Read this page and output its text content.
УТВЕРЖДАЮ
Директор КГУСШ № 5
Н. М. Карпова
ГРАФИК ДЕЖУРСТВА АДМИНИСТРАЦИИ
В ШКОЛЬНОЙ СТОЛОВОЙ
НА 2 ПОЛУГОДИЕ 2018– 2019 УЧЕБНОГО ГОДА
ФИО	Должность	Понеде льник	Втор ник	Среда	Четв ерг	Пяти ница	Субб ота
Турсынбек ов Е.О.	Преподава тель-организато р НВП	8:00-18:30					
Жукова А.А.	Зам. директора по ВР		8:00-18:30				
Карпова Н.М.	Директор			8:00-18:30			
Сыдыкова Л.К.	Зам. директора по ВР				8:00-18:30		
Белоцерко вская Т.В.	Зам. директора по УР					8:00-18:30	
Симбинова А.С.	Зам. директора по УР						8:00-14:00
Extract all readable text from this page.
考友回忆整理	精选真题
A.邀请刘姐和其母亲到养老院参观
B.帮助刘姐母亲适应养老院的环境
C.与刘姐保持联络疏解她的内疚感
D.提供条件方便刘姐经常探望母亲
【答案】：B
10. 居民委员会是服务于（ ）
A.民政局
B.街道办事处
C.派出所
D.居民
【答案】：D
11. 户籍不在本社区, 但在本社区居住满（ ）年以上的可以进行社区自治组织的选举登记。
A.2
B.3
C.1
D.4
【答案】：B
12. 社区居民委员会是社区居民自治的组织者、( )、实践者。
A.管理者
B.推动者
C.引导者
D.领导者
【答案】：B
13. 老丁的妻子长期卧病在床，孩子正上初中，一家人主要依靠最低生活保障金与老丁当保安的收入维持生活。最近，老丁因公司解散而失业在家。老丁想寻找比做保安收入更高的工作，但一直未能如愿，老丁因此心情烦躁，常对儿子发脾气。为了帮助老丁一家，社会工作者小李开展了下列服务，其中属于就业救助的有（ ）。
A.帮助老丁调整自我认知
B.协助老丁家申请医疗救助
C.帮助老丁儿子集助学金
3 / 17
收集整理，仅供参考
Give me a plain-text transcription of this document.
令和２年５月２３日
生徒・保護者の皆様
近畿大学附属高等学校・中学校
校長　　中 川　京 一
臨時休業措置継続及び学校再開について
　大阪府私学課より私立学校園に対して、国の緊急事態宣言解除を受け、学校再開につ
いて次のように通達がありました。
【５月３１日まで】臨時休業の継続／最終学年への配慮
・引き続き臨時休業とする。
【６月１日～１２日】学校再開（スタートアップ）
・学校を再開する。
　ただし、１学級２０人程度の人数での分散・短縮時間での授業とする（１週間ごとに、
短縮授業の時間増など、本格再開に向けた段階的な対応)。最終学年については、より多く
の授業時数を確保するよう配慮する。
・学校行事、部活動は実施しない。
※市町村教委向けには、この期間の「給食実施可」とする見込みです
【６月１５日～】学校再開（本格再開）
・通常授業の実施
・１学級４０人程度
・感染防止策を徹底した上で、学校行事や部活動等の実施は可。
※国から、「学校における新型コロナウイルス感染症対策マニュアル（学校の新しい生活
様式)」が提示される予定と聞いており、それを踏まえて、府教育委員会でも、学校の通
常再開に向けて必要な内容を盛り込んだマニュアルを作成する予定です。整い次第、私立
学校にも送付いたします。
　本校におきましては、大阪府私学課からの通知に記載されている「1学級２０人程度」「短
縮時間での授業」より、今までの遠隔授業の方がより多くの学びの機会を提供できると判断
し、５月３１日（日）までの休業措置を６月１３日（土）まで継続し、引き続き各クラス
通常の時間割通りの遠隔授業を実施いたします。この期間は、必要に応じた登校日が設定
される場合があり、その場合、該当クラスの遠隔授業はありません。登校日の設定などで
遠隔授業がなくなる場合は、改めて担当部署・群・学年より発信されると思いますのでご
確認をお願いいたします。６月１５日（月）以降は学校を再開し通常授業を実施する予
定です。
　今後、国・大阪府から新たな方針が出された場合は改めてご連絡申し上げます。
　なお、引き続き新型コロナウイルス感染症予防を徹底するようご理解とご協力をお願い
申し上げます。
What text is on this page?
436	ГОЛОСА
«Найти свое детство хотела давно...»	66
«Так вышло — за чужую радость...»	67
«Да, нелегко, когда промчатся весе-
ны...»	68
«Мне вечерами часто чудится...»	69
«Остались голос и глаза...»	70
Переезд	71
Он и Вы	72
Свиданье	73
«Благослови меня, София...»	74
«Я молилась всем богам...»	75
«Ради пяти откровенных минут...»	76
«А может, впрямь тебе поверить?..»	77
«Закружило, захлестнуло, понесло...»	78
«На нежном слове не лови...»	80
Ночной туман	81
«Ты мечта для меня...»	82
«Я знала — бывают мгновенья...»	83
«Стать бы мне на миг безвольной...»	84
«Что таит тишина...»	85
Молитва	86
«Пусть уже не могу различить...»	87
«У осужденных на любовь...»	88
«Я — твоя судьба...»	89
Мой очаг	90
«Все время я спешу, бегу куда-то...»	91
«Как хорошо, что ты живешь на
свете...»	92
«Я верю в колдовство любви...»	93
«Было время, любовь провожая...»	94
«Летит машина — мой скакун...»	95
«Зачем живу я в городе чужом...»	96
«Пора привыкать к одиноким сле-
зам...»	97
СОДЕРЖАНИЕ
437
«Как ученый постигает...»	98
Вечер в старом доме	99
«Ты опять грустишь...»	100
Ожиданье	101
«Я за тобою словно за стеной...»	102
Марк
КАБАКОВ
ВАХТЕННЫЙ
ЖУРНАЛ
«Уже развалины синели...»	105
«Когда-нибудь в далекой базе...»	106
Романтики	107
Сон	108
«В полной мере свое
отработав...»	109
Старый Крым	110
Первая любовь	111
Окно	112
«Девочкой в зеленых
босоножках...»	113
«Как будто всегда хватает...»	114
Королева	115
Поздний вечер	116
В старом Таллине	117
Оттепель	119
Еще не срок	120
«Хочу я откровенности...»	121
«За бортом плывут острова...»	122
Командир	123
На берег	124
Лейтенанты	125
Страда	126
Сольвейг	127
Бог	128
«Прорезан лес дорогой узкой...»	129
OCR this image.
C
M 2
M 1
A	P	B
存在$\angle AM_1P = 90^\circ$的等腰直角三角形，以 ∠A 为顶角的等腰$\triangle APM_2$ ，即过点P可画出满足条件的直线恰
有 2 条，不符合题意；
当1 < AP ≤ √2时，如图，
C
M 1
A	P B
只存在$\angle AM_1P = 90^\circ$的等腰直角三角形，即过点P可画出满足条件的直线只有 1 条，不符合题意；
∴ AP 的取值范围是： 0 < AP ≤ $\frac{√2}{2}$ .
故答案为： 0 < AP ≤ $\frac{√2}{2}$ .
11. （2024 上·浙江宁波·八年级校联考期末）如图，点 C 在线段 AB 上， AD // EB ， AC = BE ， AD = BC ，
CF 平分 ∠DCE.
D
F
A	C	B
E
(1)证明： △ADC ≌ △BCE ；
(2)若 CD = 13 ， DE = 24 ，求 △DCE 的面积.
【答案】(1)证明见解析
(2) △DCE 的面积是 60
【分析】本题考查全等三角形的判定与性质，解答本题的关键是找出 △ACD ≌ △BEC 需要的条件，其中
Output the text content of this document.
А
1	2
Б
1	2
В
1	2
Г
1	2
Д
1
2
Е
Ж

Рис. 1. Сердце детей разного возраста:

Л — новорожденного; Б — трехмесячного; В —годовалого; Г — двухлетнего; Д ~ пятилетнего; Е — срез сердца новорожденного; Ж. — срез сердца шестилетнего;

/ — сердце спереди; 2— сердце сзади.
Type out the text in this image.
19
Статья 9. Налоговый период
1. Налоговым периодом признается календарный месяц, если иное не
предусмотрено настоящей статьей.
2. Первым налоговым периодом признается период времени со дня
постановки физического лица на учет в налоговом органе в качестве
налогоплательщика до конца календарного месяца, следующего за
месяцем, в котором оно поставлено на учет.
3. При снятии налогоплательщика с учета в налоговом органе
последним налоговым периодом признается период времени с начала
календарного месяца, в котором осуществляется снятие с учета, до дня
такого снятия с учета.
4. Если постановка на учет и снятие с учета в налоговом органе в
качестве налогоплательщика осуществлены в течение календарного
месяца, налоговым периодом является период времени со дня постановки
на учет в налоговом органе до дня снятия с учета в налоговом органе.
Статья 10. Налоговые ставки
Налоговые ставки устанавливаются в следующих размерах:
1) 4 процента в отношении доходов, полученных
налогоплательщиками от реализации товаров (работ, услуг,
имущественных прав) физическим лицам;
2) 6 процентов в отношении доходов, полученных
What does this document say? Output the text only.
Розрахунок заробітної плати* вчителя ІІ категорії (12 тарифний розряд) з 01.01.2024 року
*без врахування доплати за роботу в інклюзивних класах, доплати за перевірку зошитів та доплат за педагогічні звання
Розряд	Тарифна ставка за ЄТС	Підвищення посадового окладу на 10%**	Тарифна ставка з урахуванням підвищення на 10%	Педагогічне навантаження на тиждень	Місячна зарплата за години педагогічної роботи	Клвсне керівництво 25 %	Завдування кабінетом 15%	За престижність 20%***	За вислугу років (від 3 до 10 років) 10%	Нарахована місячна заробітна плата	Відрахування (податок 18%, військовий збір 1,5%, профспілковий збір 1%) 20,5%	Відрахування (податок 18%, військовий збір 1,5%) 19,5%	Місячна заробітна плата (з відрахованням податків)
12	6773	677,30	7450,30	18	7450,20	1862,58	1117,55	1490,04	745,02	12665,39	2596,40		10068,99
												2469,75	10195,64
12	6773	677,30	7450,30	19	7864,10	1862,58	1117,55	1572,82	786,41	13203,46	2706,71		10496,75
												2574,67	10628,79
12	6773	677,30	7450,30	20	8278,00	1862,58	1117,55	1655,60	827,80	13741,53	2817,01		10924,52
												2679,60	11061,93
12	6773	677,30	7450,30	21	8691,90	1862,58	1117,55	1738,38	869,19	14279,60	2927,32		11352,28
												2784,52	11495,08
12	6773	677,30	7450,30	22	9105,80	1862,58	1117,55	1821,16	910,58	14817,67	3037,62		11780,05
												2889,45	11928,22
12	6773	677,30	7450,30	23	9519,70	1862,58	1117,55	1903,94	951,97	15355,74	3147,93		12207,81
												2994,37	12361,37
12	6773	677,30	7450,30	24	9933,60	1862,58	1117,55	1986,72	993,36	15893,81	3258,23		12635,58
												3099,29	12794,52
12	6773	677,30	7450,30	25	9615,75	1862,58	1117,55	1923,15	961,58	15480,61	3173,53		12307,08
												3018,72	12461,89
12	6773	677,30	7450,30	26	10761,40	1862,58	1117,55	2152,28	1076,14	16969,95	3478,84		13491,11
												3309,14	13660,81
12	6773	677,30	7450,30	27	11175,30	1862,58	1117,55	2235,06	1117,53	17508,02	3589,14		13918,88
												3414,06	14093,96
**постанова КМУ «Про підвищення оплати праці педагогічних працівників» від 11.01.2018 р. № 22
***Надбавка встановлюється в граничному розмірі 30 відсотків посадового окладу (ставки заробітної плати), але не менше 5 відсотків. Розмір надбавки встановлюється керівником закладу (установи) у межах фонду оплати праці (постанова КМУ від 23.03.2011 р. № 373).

> TASK TO CARRY OUT: Collect, from the material above, every line containing the word "What".

> OUTPUT OF THE TASK:
What text is on this page?
What does this document say? Output the text only.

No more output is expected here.